Every entry must be given again exactly.

Data provided:
begin

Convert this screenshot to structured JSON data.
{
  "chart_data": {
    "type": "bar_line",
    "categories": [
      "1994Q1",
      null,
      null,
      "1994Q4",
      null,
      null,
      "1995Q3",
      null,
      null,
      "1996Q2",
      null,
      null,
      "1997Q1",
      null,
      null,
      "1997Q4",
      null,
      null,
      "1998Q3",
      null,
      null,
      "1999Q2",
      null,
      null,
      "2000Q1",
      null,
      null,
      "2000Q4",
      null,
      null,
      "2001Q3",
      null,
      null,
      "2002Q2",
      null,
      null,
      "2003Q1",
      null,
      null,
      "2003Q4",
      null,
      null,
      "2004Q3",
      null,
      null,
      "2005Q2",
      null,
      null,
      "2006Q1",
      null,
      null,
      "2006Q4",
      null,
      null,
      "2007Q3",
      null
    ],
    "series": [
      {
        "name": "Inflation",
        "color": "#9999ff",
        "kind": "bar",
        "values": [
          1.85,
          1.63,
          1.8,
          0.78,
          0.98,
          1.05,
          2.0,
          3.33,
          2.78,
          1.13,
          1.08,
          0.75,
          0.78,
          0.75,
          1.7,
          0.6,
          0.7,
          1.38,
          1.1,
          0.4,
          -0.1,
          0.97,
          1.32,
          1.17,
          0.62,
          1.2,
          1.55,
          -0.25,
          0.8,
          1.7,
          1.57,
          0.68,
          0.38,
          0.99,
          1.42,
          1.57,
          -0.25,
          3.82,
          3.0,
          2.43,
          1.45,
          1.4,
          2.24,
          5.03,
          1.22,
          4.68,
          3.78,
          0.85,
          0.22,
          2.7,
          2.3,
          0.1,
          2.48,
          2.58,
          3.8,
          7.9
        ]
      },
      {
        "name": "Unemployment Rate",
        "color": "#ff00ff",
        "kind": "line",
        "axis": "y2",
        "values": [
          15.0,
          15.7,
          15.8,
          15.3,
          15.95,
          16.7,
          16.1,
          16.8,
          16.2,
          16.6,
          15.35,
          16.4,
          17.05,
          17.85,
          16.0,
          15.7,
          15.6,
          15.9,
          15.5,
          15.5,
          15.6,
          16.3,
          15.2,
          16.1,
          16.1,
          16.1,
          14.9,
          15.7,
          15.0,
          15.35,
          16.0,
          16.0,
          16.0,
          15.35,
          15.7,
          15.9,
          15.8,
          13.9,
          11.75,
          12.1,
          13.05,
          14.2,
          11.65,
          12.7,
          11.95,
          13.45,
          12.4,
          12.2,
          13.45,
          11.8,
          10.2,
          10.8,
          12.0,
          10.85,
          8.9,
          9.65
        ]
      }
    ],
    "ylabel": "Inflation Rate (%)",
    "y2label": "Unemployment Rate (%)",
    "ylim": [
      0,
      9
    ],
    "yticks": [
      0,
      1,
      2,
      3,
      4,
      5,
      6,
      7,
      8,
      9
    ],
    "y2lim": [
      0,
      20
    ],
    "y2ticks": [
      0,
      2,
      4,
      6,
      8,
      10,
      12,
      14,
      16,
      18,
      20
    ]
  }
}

end

Expected answer:
Convert this screenshot to structured JSON data.
{
  "chart_data": {
    "type": "bar_line",
    "categories": [
      "1994Q1",
      null,
      null,
      "1994Q4",
      null,
      null,
      "1995Q3",
      null,
      null,
      "1996Q2",
      null,
      null,
      "1997Q1",
      null,
      null,
      "1997Q4",
      null,
      null,
      "1998Q3",
      null,
      null,
      "1999Q2",
      null,
      null,
      "2000Q1",
      null,
      null,
      "2000Q4",
      null,
      null,
      "2001Q3",
      null,
      null,
      "2002Q2",
      null,
      null,
      "2003Q1",
      null,
      null,
      "2003Q4",
      null,
      null,
      "2004Q3",
      null,
      null,
      "2005Q2",
      null,
      null,
      "2006Q1",
      null,
      null,
      "2006Q4",
      null,
      null,
      "2007Q3",
      null
    ],
    "series": [
      {
        "name": "Inflation",
        "color": "#9999ff",
        "kind": "bar",
        "values": [
          1.85,
          1.63,
          1.8,
          0.78,
          0.98,
          1.05,
          2.0,
          3.33,
          2.78,
          1.13,
          1.08,
          0.75,
          0.78,
          0.75,
          1.7,
          0.6,
          0.7,
          1.38,
          1.1,
          0.4,
          -0.1,
          0.97,
          1.32,
          1.17,
          0.62,
          1.2,
          1.55,
          -0.25,
          0.8,
          1.7,
          1.57,
          0.68,
          0.38,
          0.99,
          1.42,
          1.57,
          -0.25,
          3.82,
          3.0,
          2.43,
          1.45,
          1.4,
          2.24,
          5.03,
          1.22,
          4.68,
          3.78,
          0.85,
          0.22,
          2.7,
          2.3,
          0.1,
          2.48,
          2.58,
          3.8,
          7.9
        ]
      },
      {
        "name": "Unemployment Rate",
        "color": "#ff00ff",
        "kind": "line",
        "axis": "y2",
        "values": [
          15.0,
          15.7,
          15.8,
          15.3,
          15.95,
          16.7,
          16.1,
          16.8,
          16.2,
          16.6,
          15.35,
          16.4,
          17.05,
          17.85,
          16.0,
          15.7,
          15.6,
          15.9,
          15.5,
          15.5,
          15.6,
          16.3,
          15.2,
          16.1,
          16.1,
          16.1,
          14.9,
          15.7,
          15.0,
          15.35,
          16.0,
          16.0,
          16.0,
          15.35,
          15.7,
          15.9,
          15.8,
          13.9,
          11.75,
          12.1,
          13.05,
          14.2,
          11.65,
          12.7,
          11.95,
          13.45,
          12.4,
          12.2,
          13.45,
          11.8,
          10.2,
          10.8,
          12.0,
          10.85,
          8.9,
          9.65
        ]
      }
    ],
    "ylabel": "Inflation Rate (%)",
    "y2label": "Unemployment Rate (%)",
    "ylim": [
      0,
      9
    ],
    "yticks": [
      0,
      1,
      2,
      3,
      4,
      5,
      6,
      7,
      8,
      9
    ],
    "y2lim": [
      0,
      20
    ],
    "y2ticks": [
      0,
      2,
      4,
      6,
      8,
      10,
      12,
      14,
      16,
      18,
      20
    ]
  }
}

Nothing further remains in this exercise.